TEXTAUSZUG ->
◆ ◆ ◆ ◆ ◆
Als Reiseland ist Albanien heute noch fast eine Terra incognita in Europa. Der sozialistische Staat an der Ostküste der Adria, flächenmäßig kleiner als Baden-Württemberg, verfolgt seit Jahrzehnten eine strikte Neutralitätspolitik zwischen den Machtblöcken des Ostens und des Westens. Er duldet keine fremden Truppen auf seinem Territorium, und zu seinen Besonderheiten gehört, daß seine Bürger keine Steuern zahlen.

Im vergangenen Jahr hat die Bundesrepublik diplomatische Beziehungen zu Albanien aufgenommen und, wie es scheint, damit auch eine gewisse Neugier auf das „Land der Skipetaren“ stimuliert.

Individualreisen sind zwar nach wie vor nicht möglich, doch mit Kleinveranstaltern aus dem deutschsprachigen Raum können Touristen schon seit einigen Jahren Gruppenreisen unternehmen.

Das Buch

„Albanien – Reise-Handbuch und Landeskunde“; von Ralph-Raymond Braun; Unterwegs Verlag Manfred Kiemann, 7703 Rielasingen; 288 Seiten, 28,80 Mark,

hat sich zur Aufgabe gemacht, Interessierte mit Grundkenntnissen auszustatten über diesen geographischen Winzling mit einer bedeutenden kulturellen Vergangenheit. Die Informationen sind nüchtern übermittelt, und übersichtlich gegliedert. Der kunsthistorische Teil überwiegt, wohl deshalb, weil Sightseeing-Touren vor allem antike Ausgrabungsstätten, Kirchen und andere historische Bauwerke zum Ziel haben. Eine Vielzahl architektonischer Grundrißzeichnungen ist dem Text beigefügt.

Historie und Gegenwartsgeschichte werden in diesem Handbuch ausführlich behandelt. Als hilfreich vor Ort dürften sich die Stadtpläne einiger Orte erweisen. Vielen Kapiteln sind Berichte prominenter Reisender zugeordnet, unter ihnen Lord Byron und Egon Erwin Kisch.
◆ ◆ ◆ ◆ ◆
DEINE AUFGABEN ->
**a.** Gib aus dem Textauszug die Stelle wieder, die mit „hat sich zur“ beginnt und bis „dem Text beigefügt.“ reicht. Ändere darin „Sightseeing-Touren“ zu „Besichtigungsfahrten“.
**b.** Fasse den Textauszug in zwei Sätzen zusammen.

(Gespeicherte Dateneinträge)
◆ ◆ ◆ ◆ ◆
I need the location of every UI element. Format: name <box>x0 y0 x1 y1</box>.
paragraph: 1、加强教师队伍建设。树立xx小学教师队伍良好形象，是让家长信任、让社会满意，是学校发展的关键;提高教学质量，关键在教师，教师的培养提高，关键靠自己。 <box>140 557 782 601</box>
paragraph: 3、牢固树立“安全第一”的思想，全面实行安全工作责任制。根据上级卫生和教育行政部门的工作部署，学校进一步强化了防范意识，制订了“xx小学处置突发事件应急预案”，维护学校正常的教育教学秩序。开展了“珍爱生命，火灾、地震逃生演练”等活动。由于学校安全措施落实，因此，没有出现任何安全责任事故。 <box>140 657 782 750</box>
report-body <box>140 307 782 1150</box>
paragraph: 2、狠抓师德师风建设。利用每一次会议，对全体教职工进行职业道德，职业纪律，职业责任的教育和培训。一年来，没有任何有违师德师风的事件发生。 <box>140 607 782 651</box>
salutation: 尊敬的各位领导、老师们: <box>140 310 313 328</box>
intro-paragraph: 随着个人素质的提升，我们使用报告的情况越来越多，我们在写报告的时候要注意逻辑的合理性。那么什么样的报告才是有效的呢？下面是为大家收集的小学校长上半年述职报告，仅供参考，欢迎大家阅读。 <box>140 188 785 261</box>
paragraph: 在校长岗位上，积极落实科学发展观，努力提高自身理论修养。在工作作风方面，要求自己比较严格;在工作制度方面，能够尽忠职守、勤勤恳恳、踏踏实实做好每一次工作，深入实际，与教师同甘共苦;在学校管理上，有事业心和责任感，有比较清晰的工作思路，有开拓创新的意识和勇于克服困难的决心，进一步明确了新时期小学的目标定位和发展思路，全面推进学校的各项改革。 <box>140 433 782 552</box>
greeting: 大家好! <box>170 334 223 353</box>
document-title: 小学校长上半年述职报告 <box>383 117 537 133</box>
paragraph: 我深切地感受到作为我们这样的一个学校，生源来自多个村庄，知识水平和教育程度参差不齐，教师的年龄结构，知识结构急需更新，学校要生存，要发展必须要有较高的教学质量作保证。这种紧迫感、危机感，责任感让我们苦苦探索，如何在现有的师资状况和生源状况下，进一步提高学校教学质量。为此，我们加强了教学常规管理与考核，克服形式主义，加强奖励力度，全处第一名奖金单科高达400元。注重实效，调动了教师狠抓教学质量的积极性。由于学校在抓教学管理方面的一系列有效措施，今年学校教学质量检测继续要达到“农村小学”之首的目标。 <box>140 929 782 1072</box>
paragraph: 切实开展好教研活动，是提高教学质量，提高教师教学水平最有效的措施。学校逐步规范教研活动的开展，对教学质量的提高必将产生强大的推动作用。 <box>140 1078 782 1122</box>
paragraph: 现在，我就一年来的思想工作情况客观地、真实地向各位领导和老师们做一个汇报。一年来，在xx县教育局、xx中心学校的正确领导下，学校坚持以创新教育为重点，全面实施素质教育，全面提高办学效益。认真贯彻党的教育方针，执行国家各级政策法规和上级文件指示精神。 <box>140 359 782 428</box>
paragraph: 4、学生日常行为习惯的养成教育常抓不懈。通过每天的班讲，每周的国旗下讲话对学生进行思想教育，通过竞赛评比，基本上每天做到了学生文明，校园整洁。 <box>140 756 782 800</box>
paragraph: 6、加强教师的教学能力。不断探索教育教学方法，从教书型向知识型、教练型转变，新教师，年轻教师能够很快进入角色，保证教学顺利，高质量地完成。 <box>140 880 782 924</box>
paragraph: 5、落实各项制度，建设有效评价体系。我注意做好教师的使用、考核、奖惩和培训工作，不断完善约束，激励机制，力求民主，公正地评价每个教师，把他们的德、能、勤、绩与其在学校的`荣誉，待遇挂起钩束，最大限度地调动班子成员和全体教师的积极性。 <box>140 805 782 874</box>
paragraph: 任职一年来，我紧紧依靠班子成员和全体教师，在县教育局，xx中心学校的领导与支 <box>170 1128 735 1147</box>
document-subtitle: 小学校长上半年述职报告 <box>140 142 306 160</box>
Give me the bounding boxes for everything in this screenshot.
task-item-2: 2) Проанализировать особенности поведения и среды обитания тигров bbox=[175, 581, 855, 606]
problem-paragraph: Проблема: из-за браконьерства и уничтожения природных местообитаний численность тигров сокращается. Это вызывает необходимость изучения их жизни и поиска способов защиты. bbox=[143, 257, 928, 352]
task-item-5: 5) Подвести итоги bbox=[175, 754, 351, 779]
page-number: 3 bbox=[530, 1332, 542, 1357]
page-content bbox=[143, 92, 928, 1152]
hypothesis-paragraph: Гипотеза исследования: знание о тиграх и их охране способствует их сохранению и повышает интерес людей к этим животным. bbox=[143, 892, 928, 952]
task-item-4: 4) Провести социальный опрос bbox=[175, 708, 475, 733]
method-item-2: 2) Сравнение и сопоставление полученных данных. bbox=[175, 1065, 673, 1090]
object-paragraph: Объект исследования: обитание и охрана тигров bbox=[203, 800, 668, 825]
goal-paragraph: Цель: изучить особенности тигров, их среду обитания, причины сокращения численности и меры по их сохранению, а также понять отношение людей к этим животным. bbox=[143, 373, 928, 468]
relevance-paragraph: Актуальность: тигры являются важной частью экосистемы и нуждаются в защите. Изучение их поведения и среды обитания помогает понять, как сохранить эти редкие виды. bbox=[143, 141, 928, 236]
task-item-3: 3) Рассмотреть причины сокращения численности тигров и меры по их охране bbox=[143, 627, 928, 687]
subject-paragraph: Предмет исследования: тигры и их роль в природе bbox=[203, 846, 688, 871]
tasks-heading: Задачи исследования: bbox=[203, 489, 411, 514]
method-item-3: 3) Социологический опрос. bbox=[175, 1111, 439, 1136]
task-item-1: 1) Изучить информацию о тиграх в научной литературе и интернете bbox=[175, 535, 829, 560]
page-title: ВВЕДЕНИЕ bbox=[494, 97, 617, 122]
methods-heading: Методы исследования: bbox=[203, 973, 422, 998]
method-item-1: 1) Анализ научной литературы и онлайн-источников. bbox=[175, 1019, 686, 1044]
◆ ◆ ◆ ◆ ◆
LÖSUNGEN ->
**a.**
hat sich zur Aufgabe gemacht, Interessierte mit Grundkenntnissen auszustatten über diesen geographischen Winzling mit einer bedeutenden kulturellen Vergangenheit. Die Informationen sind nüchtern übermittelt, und übersichtlich gegliedert. Der kunsthistorische Teil überwiegt, wohl deshalb, weil Besichtigungsfahrten vor allem antike Ausgrabungsstätten, Kirchen und andere historische Bauwerke zum Ziel haben. Eine Vielzahl architektonischer Grundrißzeichnungen ist dem Text beigefügt.

**b.** Albanien ist als Reiseland kaum bekannt, und Touristen können es bisher nur in Gruppenreisen mit Kleinveranstaltern aus dem deutschsprachigen Raum besuchen. Ein Reise-Handbuch von Ralph-Raymond Braun vermittelt nüchtern und übersichtlich Grundkenntnisse über das Land, vor allem zur Kunstgeschichte, und bietet außerdem eine ausführliche Darstellung der Geschichte, Stadtpläne und Berichte prominenter Reisender.